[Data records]
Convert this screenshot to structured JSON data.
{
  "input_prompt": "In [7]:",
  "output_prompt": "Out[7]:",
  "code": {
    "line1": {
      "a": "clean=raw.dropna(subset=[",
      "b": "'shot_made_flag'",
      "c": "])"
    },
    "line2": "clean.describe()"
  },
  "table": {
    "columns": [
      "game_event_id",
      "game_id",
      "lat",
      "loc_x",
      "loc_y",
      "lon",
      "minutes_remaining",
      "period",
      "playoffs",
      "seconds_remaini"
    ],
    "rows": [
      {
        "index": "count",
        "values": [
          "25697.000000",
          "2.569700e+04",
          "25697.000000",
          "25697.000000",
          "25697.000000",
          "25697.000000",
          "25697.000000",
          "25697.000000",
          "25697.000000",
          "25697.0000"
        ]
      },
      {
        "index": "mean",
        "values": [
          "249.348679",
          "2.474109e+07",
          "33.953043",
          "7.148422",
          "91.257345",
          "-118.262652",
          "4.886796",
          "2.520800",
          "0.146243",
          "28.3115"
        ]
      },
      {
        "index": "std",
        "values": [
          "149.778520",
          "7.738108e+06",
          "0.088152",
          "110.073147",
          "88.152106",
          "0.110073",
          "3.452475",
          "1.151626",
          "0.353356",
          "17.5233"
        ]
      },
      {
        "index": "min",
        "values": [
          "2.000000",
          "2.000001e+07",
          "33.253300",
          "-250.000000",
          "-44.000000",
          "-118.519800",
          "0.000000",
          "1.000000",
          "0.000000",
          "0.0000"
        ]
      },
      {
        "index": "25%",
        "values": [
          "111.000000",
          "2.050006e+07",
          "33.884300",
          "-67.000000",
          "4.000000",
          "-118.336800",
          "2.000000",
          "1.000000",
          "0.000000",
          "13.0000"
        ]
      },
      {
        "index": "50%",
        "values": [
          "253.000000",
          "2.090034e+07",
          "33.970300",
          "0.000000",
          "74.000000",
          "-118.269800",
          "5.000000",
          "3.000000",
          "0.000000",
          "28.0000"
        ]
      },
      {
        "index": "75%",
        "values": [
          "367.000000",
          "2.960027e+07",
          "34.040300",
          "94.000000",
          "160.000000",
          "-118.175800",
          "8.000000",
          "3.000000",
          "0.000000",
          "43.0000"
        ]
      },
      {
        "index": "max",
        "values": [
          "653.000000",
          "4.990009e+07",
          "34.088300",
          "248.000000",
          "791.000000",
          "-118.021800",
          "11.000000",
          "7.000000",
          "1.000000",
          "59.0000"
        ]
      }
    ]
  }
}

SET EXERCISE - Return the material exactly as it stands.

TASK SOLUTION -
Convert this screenshot to structured JSON data.
{
  "input_prompt": "In [7]:",
  "output_prompt": "Out[7]:",
  "code": {
    "line1": {
      "a": "clean=raw.dropna(subset=[",
      "b": "'shot_made_flag'",
      "c": "])"
    },
    "line2": "clean.describe()"
  },
  "table": {
    "columns": [
      "game_event_id",
      "game_id",
      "lat",
      "loc_x",
      "loc_y",
      "lon",
      "minutes_remaining",
      "period",
      "playoffs",
      "seconds_remaini"
    ],
    "rows": [
      {
        "index": "count",
        "values": [
          "25697.000000",
          "2.569700e+04",
          "25697.000000",
          "25697.000000",
          "25697.000000",
          "25697.000000",
          "25697.000000",
          "25697.000000",
          "25697.000000",
          "25697.0000"
        ]
      },
      {
        "index": "mean",
        "values": [
          "249.348679",
          "2.474109e+07",
          "33.953043",
          "7.148422",
          "91.257345",
          "-118.262652",
          "4.886796",
          "2.520800",
          "0.146243",
          "28.3115"
        ]
      },
      {
        "index": "std",
        "values": [
          "149.778520",
          "7.738108e+06",
          "0.088152",
          "110.073147",
          "88.152106",
          "0.110073",
          "3.452475",
          "1.151626",
          "0.353356",
          "17.5233"
        ]
      },
      {
        "index": "min",
        "values": [
          "2.000000",
          "2.000001e+07",
          "33.253300",
          "-250.000000",
          "-44.000000",
          "-118.519800",
          "0.000000",
          "1.000000",
          "0.000000",
          "0.0000"
        ]
      },
      {
        "index": "25%",
        "values": [
          "111.000000",
          "2.050006e+07",
          "33.884300",
          "-67.000000",
          "4.000000",
          "-118.336800",
          "2.000000",
          "1.000000",
          "0.000000",
          "13.0000"
        ]
      },
      {
        "index": "50%",
        "values": [
          "253.000000",
          "2.090034e+07",
          "33.970300",
          "0.000000",
          "74.000000",
          "-118.269800",
          "5.000000",
          "3.000000",
          "0.000000",
          "28.0000"
        ]
      },
      {
        "index": "75%",
        "values": [
          "367.000000",
          "2.960027e+07",
          "34.040300",
          "94.000000",
          "160.000000",
          "-118.175800",
          "8.000000",
          "3.000000",
          "0.000000",
          "43.0000"
        ]
      },
      {
        "index": "max",
        "values": [
          "653.000000",
          "4.990009e+07",
          "34.088300",
          "248.000000",
          "791.000000",
          "-118.021800",
          "11.000000",
          "7.000000",
          "1.000000",
          "59.0000"
        ]
      }
    ]
  }
}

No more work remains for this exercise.